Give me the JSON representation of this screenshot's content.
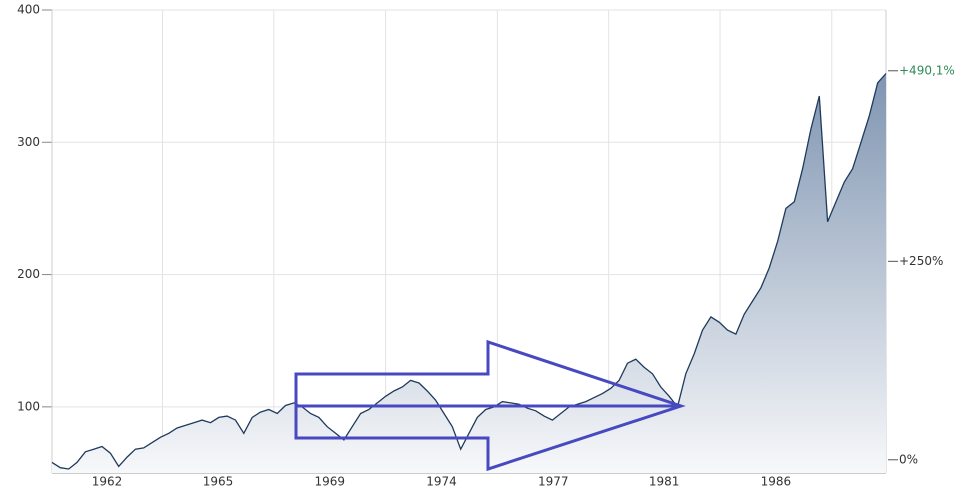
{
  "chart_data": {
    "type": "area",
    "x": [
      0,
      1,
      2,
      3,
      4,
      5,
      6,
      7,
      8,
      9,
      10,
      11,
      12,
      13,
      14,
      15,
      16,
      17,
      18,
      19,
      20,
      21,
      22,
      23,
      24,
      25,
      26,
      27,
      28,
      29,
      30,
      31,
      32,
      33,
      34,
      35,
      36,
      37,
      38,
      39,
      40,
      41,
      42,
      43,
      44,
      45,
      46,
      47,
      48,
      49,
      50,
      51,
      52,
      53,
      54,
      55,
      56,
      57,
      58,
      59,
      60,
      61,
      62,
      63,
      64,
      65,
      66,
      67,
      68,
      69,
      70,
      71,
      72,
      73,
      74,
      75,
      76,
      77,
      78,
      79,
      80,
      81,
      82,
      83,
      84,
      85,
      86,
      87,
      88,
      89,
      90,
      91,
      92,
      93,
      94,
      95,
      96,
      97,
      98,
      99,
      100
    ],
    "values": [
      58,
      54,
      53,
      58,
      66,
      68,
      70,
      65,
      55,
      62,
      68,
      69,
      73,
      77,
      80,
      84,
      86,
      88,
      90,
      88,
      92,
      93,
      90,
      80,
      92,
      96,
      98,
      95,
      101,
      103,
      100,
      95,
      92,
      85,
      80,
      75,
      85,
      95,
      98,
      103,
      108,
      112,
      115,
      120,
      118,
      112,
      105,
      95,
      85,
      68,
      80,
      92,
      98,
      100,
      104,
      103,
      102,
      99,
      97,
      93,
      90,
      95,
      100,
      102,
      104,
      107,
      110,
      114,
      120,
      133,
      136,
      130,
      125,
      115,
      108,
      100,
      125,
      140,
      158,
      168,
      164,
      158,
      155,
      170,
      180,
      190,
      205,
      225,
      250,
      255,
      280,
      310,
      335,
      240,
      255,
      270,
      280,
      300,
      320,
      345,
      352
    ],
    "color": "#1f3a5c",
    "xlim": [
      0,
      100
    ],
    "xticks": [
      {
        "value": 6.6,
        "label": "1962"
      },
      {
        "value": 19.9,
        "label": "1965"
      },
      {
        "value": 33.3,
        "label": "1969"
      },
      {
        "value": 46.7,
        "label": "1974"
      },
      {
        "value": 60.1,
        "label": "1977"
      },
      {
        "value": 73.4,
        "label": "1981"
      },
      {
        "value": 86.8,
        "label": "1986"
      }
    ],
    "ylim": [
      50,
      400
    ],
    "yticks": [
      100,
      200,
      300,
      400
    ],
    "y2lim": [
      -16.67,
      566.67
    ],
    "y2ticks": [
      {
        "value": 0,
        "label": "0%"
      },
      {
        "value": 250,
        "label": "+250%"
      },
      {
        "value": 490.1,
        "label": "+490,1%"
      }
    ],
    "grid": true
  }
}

*INSTRUCTIONS TO FOLLOW*.
Could you repeat all of the material exactly? Pictures should not be copied.

*COMPLETED TASK*.
Give me the JSON representation of this screenshot's content.
{
  "chart_data": {
    "type": "area",
    "x": [
      0,
      1,
      2,
      3,
      4,
      5,
      6,
      7,
      8,
      9,
      10,
      11,
      12,
      13,
      14,
      15,
      16,
      17,
      18,
      19,
      20,
      21,
      22,
      23,
      24,
      25,
      26,
      27,
      28,
      29,
      30,
      31,
      32,
      33,
      34,
      35,
      36,
      37,
      38,
      39,
      40,
      41,
      42,
      43,
      44,
      45,
      46,
      47,
      48,
      49,
      50,
      51,
      52,
      53,
      54,
      55,
      56,
      57,
      58,
      59,
      60,
      61,
      62,
      63,
      64,
      65,
      66,
      67,
      68,
      69,
      70,
      71,
      72,
      73,
      74,
      75,
      76,
      77,
      78,
      79,
      80,
      81,
      82,
      83,
      84,
      85,
      86,
      87,
      88,
      89,
      90,
      91,
      92,
      93,
      94,
      95,
      96,
      97,
      98,
      99,
      100
    ],
    "values": [
      58,
      54,
      53,
      58,
      66,
      68,
      70,
      65,
      55,
      62,
      68,
      69,
      73,
      77,
      80,
      84,
      86,
      88,
      90,
      88,
      92,
      93,
      90,
      80,
      92,
      96,
      98,
      95,
      101,
      103,
      100,
      95,
      92,
      85,
      80,
      75,
      85,
      95,
      98,
      103,
      108,
      112,
      115,
      120,
      118,
      112,
      105,
      95,
      85,
      68,
      80,
      92,
      98,
      100,
      104,
      103,
      102,
      99,
      97,
      93,
      90,
      95,
      100,
      102,
      104,
      107,
      110,
      114,
      120,
      133,
      136,
      130,
      125,
      115,
      108,
      100,
      125,
      140,
      158,
      168,
      164,
      158,
      155,
      170,
      180,
      190,
      205,
      225,
      250,
      255,
      280,
      310,
      335,
      240,
      255,
      270,
      280,
      300,
      320,
      345,
      352
    ],
    "color": "#1f3a5c",
    "xlim": [
      0,
      100
    ],
    "xticks": [
      {
        "value": 6.6,
        "label": "1962"
      },
      {
        "value": 19.9,
        "label": "1965"
      },
      {
        "value": 33.3,
        "label": "1969"
      },
      {
        "value": 46.7,
        "label": "1974"
      },
      {
        "value": 60.1,
        "label": "1977"
      },
      {
        "value": 73.4,
        "label": "1981"
      },
      {
        "value": 86.8,
        "label": "1986"
      }
    ],
    "ylim": [
      50,
      400
    ],
    "yticks": [
      100,
      200,
      300,
      400
    ],
    "y2lim": [
      -16.67,
      566.67
    ],
    "y2ticks": [
      {
        "value": 0,
        "label": "0%"
      },
      {
        "value": 250,
        "label": "+250%"
      },
      {
        "value": 490.1,
        "label": "+490,1%"
      }
    ],
    "grid": true
  }
}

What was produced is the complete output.